▶ [LISTING]
====
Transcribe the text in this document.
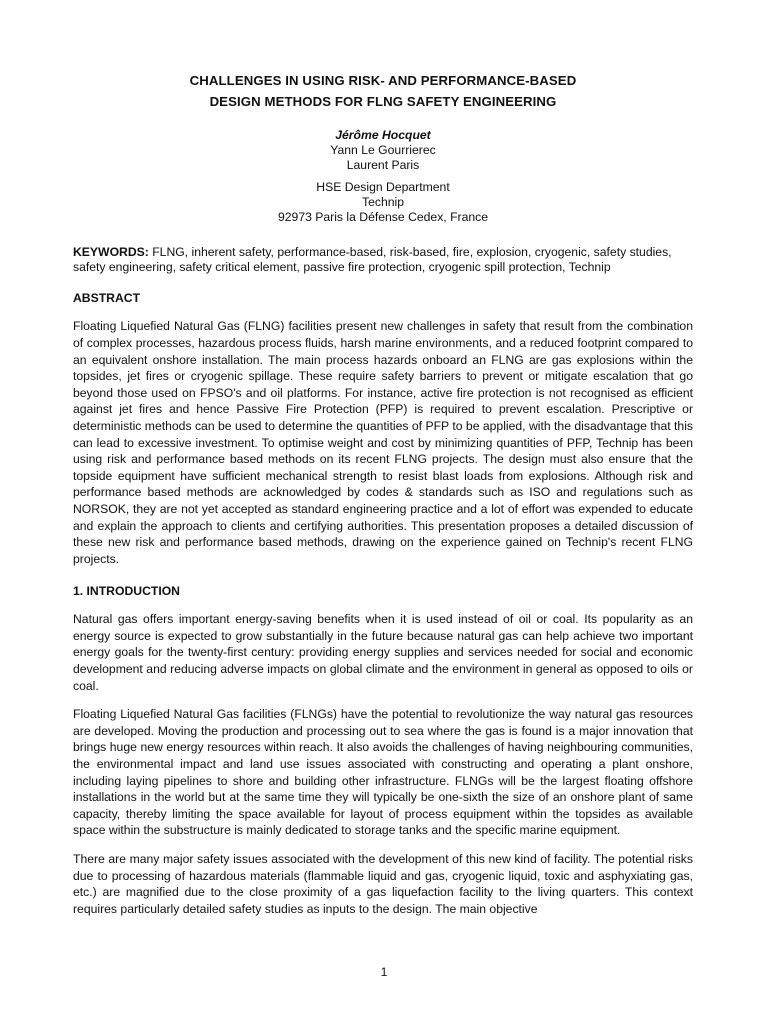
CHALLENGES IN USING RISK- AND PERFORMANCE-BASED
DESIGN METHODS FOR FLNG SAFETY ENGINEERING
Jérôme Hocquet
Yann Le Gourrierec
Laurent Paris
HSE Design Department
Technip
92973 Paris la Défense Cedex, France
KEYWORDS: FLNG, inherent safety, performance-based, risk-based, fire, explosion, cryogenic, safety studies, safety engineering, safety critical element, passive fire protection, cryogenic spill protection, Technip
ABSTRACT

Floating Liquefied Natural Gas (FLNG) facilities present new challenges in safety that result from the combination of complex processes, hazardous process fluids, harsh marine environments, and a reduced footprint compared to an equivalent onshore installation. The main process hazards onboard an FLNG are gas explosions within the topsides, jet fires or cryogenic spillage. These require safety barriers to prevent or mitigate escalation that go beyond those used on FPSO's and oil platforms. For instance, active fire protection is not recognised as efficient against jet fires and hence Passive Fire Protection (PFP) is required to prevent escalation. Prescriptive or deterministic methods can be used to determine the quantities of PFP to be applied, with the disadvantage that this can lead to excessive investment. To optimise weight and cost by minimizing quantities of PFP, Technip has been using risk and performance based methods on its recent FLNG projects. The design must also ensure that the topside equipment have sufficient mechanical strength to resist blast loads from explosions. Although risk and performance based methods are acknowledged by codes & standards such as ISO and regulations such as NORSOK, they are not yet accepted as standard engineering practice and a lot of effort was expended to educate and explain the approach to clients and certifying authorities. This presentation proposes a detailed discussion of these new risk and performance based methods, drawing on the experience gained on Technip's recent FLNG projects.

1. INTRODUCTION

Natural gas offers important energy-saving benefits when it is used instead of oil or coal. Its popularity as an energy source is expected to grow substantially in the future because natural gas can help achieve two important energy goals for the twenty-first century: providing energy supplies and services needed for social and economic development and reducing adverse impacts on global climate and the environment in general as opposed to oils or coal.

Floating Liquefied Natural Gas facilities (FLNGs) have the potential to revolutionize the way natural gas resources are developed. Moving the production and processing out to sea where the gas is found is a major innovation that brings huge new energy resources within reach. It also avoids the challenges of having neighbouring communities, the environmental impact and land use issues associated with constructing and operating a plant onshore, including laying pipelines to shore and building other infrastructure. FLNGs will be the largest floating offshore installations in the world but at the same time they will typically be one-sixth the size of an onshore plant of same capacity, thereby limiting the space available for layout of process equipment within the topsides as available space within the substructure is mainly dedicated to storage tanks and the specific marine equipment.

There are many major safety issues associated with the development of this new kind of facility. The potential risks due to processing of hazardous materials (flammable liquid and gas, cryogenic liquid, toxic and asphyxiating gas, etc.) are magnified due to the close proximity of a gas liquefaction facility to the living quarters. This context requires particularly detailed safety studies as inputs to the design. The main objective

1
====
All of the data needs repeating exactly, but the pictures do not.

▶ [RESULT]
Transcribe the text in this document.
CHALLENGES IN USING RISK- AND PERFORMANCE-BASED
DESIGN METHODS FOR FLNG SAFETY ENGINEERING
Jérôme Hocquet
Yann Le Gourrierec
Laurent Paris
HSE Design Department
Technip
92973 Paris la Défense Cedex, France
KEYWORDS: FLNG, inherent safety, performance-based, risk-based, fire, explosion, cryogenic, safety studies, safety engineering, safety critical element, passive fire protection, cryogenic spill protection, Technip
ABSTRACT

Floating Liquefied Natural Gas (FLNG) facilities present new challenges in safety that result from the combination of complex processes, hazardous process fluids, harsh marine environments, and a reduced footprint compared to an equivalent onshore installation. The main process hazards onboard an FLNG are gas explosions within the topsides, jet fires or cryogenic spillage. These require safety barriers to prevent or mitigate escalation that go beyond those used on FPSO's and oil platforms. For instance, active fire protection is not recognised as efficient against jet fires and hence Passive Fire Protection (PFP) is required to prevent escalation. Prescriptive or deterministic methods can be used to determine the quantities of PFP to be applied, with the disadvantage that this can lead to excessive investment. To optimise weight and cost by minimizing quantities of PFP, Technip has been using risk and performance based methods on its recent FLNG projects. The design must also ensure that the topside equipment have sufficient mechanical strength to resist blast loads from explosions. Although risk and performance based methods are acknowledged by codes & standards such as ISO and regulations such as NORSOK, they are not yet accepted as standard engineering practice and a lot of effort was expended to educate and explain the approach to clients and certifying authorities. This presentation proposes a detailed discussion of these new risk and performance based methods, drawing on the experience gained on Technip's recent FLNG projects.

1. INTRODUCTION

Natural gas offers important energy-saving benefits when it is used instead of oil or coal. Its popularity as an energy source is expected to grow substantially in the future because natural gas can help achieve two important energy goals for the twenty-first century: providing energy supplies and services needed for social and economic development and reducing adverse impacts on global climate and the environment in general as opposed to oils or coal.

Floating Liquefied Natural Gas facilities (FLNGs) have the potential to revolutionize the way natural gas resources are developed. Moving the production and processing out to sea where the gas is found is a major innovation that brings huge new energy resources within reach. It also avoids the challenges of having neighbouring communities, the environmental impact and land use issues associated with constructing and operating a plant onshore, including laying pipelines to shore and building other infrastructure. FLNGs will be the largest floating offshore installations in the world but at the same time they will typically be one-sixth the size of an onshore plant of same capacity, thereby limiting the space available for layout of process equipment within the topsides as available space within the substructure is mainly dedicated to storage tanks and the specific marine equipment.

There are many major safety issues associated with the development of this new kind of facility. The potential risks due to processing of hazardous materials (flammable liquid and gas, cryogenic liquid, toxic and asphyxiating gas, etc.) are magnified due to the close proximity of a gas liquefaction facility to the living quarters. This context requires particularly detailed safety studies as inputs to the design. The main objective

1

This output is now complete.